Output the material word for word. Leave each picture out.

- A block of data -
------------------------------------------------

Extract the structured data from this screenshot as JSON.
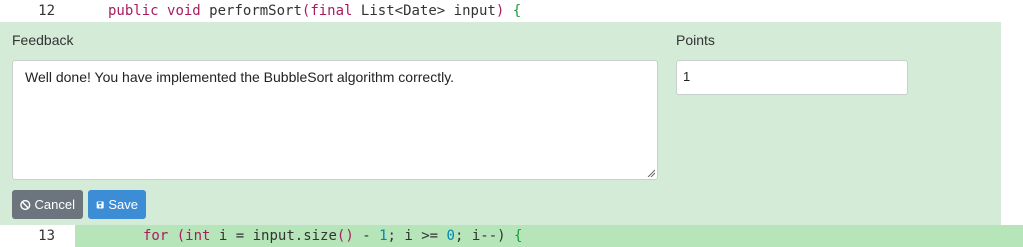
{
  "code": {
    "line12": {
      "number": "12",
      "tokens": {
        "t1": "public",
        "t2": "void",
        "t3": "performSort",
        "t4": "(",
        "t5": "final",
        "t6": "List<Date>",
        "t7": "input",
        "t8": ")",
        "t9": "{"
      }
    },
    "line13": {
      "number": "13",
      "tokens": {
        "t1": "for",
        "t2": "(",
        "t3": "int",
        "t4": "i = input.size",
        "t5": "()",
        "t6": "-",
        "t7": "1",
        "t8": "; i >=",
        "t9": "0",
        "t10": "; i--)",
        "t11": "{"
      }
    }
  },
  "feedback": {
    "label": "Feedback",
    "text": "Well done! You have implemented the BubbleSort algorithm correctly."
  },
  "points": {
    "label": "Points",
    "value": "1"
  },
  "buttons": {
    "cancel": "Cancel",
    "save": "Save"
  },
  "icons": {
    "cancel": "ban-icon",
    "save": "floppy-disk-icon"
  },
  "colors": {
    "panel_bg": "#d4ebd8",
    "highlight": "#b6e5b9",
    "cancel_bg": "#6c757d",
    "save_bg": "#3c8dd6"
  }
}
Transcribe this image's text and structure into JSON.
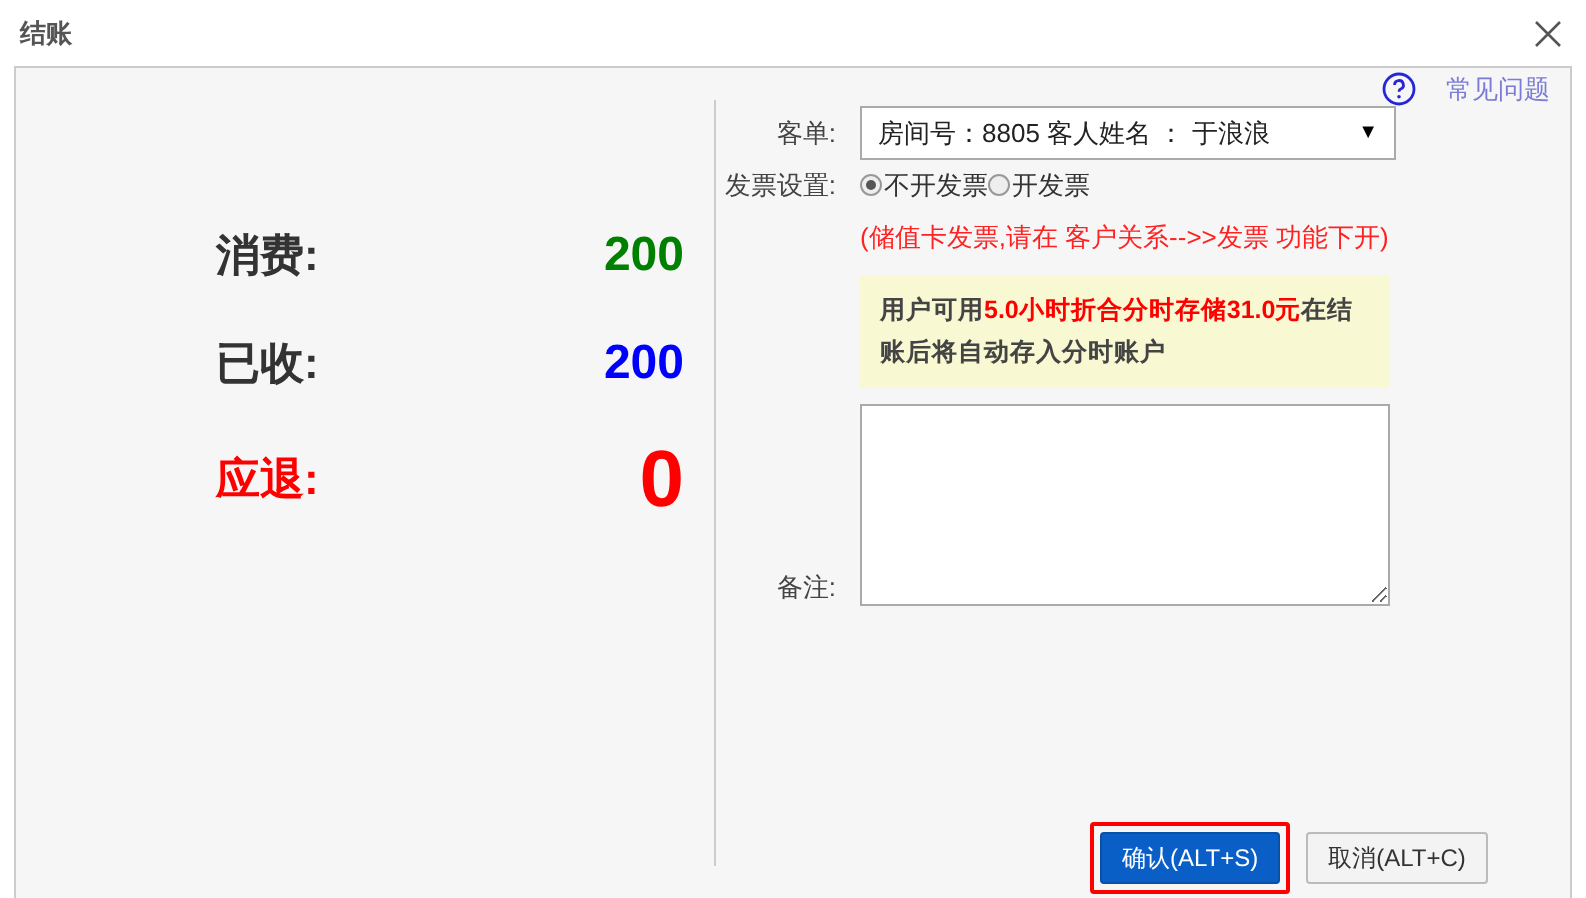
{
  "window": {
    "title": "结账"
  },
  "help_link": "常见问题",
  "summary": [
    {
      "label": "消费:",
      "value": "200",
      "color": "#008000",
      "kind": "normal"
    },
    {
      "label": "已收:",
      "value": "200",
      "color": "#0000ff",
      "kind": "normal"
    },
    {
      "label": "应退:",
      "value": "0",
      "color": "#ff0000",
      "kind": "emphasis"
    }
  ],
  "order": {
    "label": "客单:",
    "value": "房间号：8805 客人姓名 ： 于浪浪",
    "caret": "▼"
  },
  "invoice": {
    "label": "发票设置:",
    "options": [
      {
        "label": "不开发票",
        "selected": true
      },
      {
        "label": "开发票",
        "selected": false
      }
    ],
    "hint": "(储值卡发票,请在 客户关系-->>发票 功能下开)"
  },
  "notice": "用户可用**5.0小时折合分时存储31.0元**在结账后将自动存入分时账户",
  "remarks": {
    "label": "备注:"
  },
  "buttons": [
    {
      "label": "确认(ALT+S)",
      "kind": "primary",
      "highlighted": true
    },
    {
      "label": "取消(ALT+C)",
      "kind": "secondary",
      "highlighted": false
    }
  ]
}
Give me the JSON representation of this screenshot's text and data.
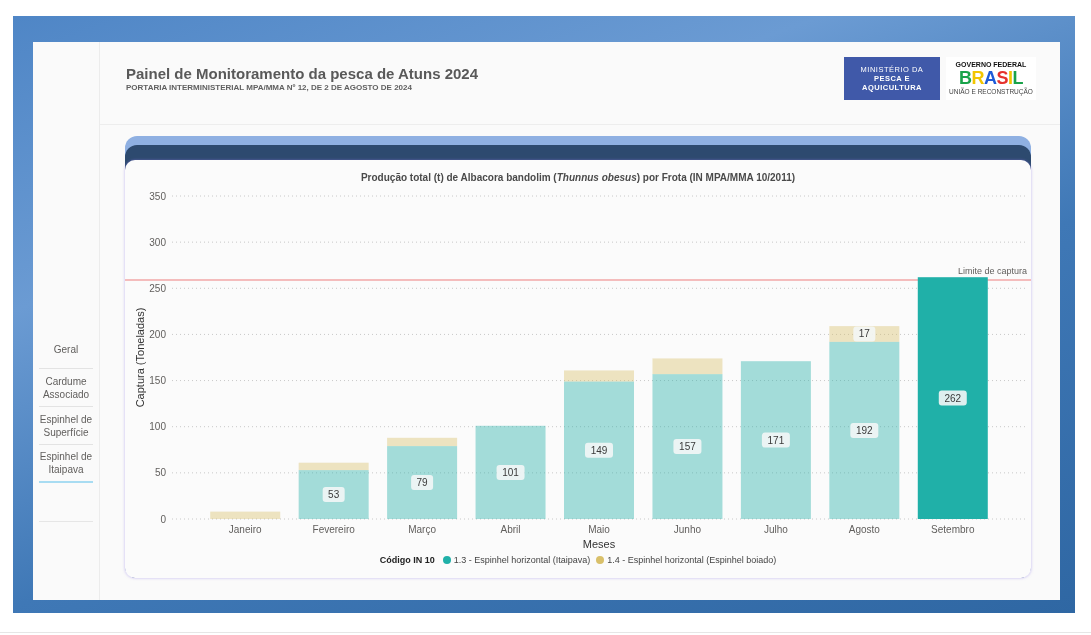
{
  "header": {
    "title": "Painel de Monitoramento da pesca de Atuns 2024",
    "subtitle": "PORTARIA INTERMINISTERIAL MPA/MMA Nº 12, DE 2 DE AGOSTO DE 2024",
    "logos": [
      {
        "kind": "ministry",
        "lines": [
          "MINISTÉRIO DA",
          "PESCA E",
          "AQUICULTURA"
        ]
      },
      {
        "kind": "government",
        "lines": [
          "GOVERNO FEDERAL",
          "BRASIL",
          "UNIÃO E RECONSTRUÇÃO"
        ]
      }
    ]
  },
  "sidebar": {
    "items": [
      {
        "label": "Geral",
        "selected": false
      },
      {
        "label": "Cardume Associado",
        "selected": false
      },
      {
        "label": "Espinhel de Superfície",
        "selected": false
      },
      {
        "label": "Espinhel de Itaipava",
        "selected": true
      }
    ]
  },
  "chart": {
    "legend_title": "Código IN 10",
    "month_states": [
      {
        "selected": false
      },
      {
        "selected": false
      },
      {
        "selected": false
      },
      {
        "selected": false
      },
      {
        "selected": false
      },
      {
        "selected": false
      },
      {
        "selected": false
      },
      {
        "selected": false
      },
      {
        "selected": true
      }
    ],
    "chart_data": {
      "type": "bar",
      "stacked": true,
      "orientation": "vertical",
      "grid": true,
      "title": "Produção total (t) de Albacora bandolim (*Thunnus obesus*) por Frota (IN MPA/MMA 10/2011)",
      "xlabel": "Meses",
      "ylabel": "Captura (Toneladas)",
      "categories": [
        "Janeiro",
        "Fevereiro",
        "Março",
        "Abril",
        "Maio",
        "Junho",
        "Julho",
        "Agosto",
        "Setembro"
      ],
      "series": [
        {
          "name": "1.3 - Espinhel horizontal (Itaipava)",
          "color": "#20b0a8",
          "values": [
            null,
            53,
            79,
            101,
            149,
            157,
            171,
            192,
            262
          ]
        },
        {
          "name": "1.4 - Espinhel horizontal (Espinhel boiado)",
          "color": "#d9c06a",
          "values": [
            8,
            8,
            9,
            null,
            12,
            17,
            null,
            17,
            null
          ]
        }
      ],
      "ylim": [
        0,
        350
      ],
      "yticks": [
        0,
        50,
        100,
        150,
        200,
        250,
        300,
        350
      ],
      "value_labels": [
        [
          null,
          "53",
          "79",
          "101",
          "149",
          "157",
          "171",
          "192",
          "262"
        ],
        [
          null,
          null,
          null,
          null,
          null,
          null,
          null,
          "17",
          null
        ]
      ],
      "ref_lines": [
        {
          "axis": "y",
          "value": 259,
          "label": "Limite de captura",
          "color": "#f2a7a7"
        }
      ]
    }
  }
}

------------------------------------------------

- ANSWER TO THIS PROBLEM -
Extract the structured data from this screenshot as JSON.
{
  "code": {
    "line12": {
      "number": "12",
      "tokens": {
        "t1": "public",
        "t2": "void",
        "t3": "performSort",
        "t4": "(",
        "t5": "final",
        "t6": "List<Date>",
        "t7": "input",
        "t8": ")",
        "t9": "{"
      }
    },
    "line13": {
      "number": "13",
      "tokens": {
        "t1": "for",
        "t2": "(",
        "t3": "int",
        "t4": "i = input.size",
        "t5": "()",
        "t6": "-",
        "t7": "1",
        "t8": "; i >=",
        "t9": "0",
        "t10": "; i--)",
        "t11": "{"
      }
    }
  },
  "feedback": {
    "label": "Feedback",
    "text": "Well done! You have implemented the BubbleSort algorithm correctly."
  },
  "points": {
    "label": "Points",
    "value": "1"
  },
  "buttons": {
    "cancel": "Cancel",
    "save": "Save"
  },
  "icons": {
    "cancel": "ban-icon",
    "save": "floppy-disk-icon"
  },
  "colors": {
    "panel_bg": "#d4ebd8",
    "highlight": "#b6e5b9",
    "cancel_bg": "#6c757d",
    "save_bg": "#3c8dd6"
  }
}
Transcribe this image's text and structure into JSON.
{
  "window": {
    "title": "结账"
  },
  "help_link": "常见问题",
  "summary": [
    {
      "label": "消费:",
      "value": "200",
      "color": "#008000",
      "kind": "normal"
    },
    {
      "label": "已收:",
      "value": "200",
      "color": "#0000ff",
      "kind": "normal"
    },
    {
      "label": "应退:",
      "value": "0",
      "color": "#ff0000",
      "kind": "emphasis"
    }
  ],
  "order": {
    "label": "客单:",
    "value": "房间号：8805 客人姓名 ： 于浪浪",
    "caret": "▼"
  },
  "invoice": {
    "label": "发票设置:",
    "options": [
      {
        "label": "不开发票",
        "selected": true
      },
      {
        "label": "开发票",
        "selected": false
      }
    ],
    "hint": "(储值卡发票,请在 客户关系-->>发票 功能下开)"
  },
  "notice": "用户可用**5.0小时折合分时存储31.0元**在结账后将自动存入分时账户",
  "remarks": {
    "label": "备注:"
  },
  "buttons": [
    {
      "label": "确认(ALT+S)",
      "kind": "primary",
      "highlighted": true
    },
    {
      "label": "取消(ALT+C)",
      "kind": "secondary",
      "highlighted": false
    }
  ]
}
Give me the JSON representation of this screenshot's text and data.
{
  "header": {
    "title": "Painel de Monitoramento da pesca de Atuns 2024",
    "subtitle": "PORTARIA INTERMINISTERIAL MPA/MMA Nº 12, DE 2 DE AGOSTO DE 2024",
    "logos": [
      {
        "kind": "ministry",
        "lines": [
          "MINISTÉRIO DA",
          "PESCA E",
          "AQUICULTURA"
        ]
      },
      {
        "kind": "government",
        "lines": [
          "GOVERNO FEDERAL",
          "BRASIL",
          "UNIÃO E RECONSTRUÇÃO"
        ]
      }
    ]
  },
  "sidebar": {
    "items": [
      {
        "label": "Geral",
        "selected": false
      },
      {
        "label": "Cardume Associado",
        "selected": false
      },
      {
        "label": "Espinhel de Superfície",
        "selected": false
      },
      {
        "label": "Espinhel de Itaipava",
        "selected": true
      }
    ]
  },
  "chart": {
    "legend_title": "Código IN 10",
    "month_states": [
      {
        "selected": false
      },
      {
        "selected": false
      },
      {
        "selected": false
      },
      {
        "selected": false
      },
      {
        "selected": false
      },
      {
        "selected": false
      },
      {
        "selected": false
      },
      {
        "selected": false
      },
      {
        "selected": true
      }
    ],
    "chart_data": {
      "type": "bar",
      "stacked": true,
      "orientation": "vertical",
      "grid": true,
      "title": "Produção total (t) de Albacora bandolim (*Thunnus obesus*) por Frota (IN MPA/MMA 10/2011)",
      "xlabel": "Meses",
      "ylabel": "Captura (Toneladas)",
      "categories": [
        "Janeiro",
        "Fevereiro",
        "Março",
        "Abril",
        "Maio",
        "Junho",
        "Julho",
        "Agosto",
        "Setembro"
      ],
      "series": [
        {
          "name": "1.3 - Espinhel horizontal (Itaipava)",
          "color": "#20b0a8",
          "values": [
            null,
            53,
            79,
            101,
            149,
            157,
            171,
            192,
            262
          ]
        },
        {
          "name": "1.4 - Espinhel horizontal (Espinhel boiado)",
          "color": "#d9c06a",
          "values": [
            8,
            8,
            9,
            null,
            12,
            17,
            null,
            17,
            null
          ]
        }
      ],
      "ylim": [
        0,
        350
      ],
      "yticks": [
        0,
        50,
        100,
        150,
        200,
        250,
        300,
        350
      ],
      "value_labels": [
        [
          null,
          "53",
          "79",
          "101",
          "149",
          "157",
          "171",
          "192",
          "262"
        ],
        [
          null,
          null,
          null,
          null,
          null,
          null,
          null,
          "17",
          null
        ]
      ],
      "ref_lines": [
        {
          "axis": "y",
          "value": 259,
          "label": "Limite de captura",
          "color": "#f2a7a7"
        }
      ]
    }
  }
}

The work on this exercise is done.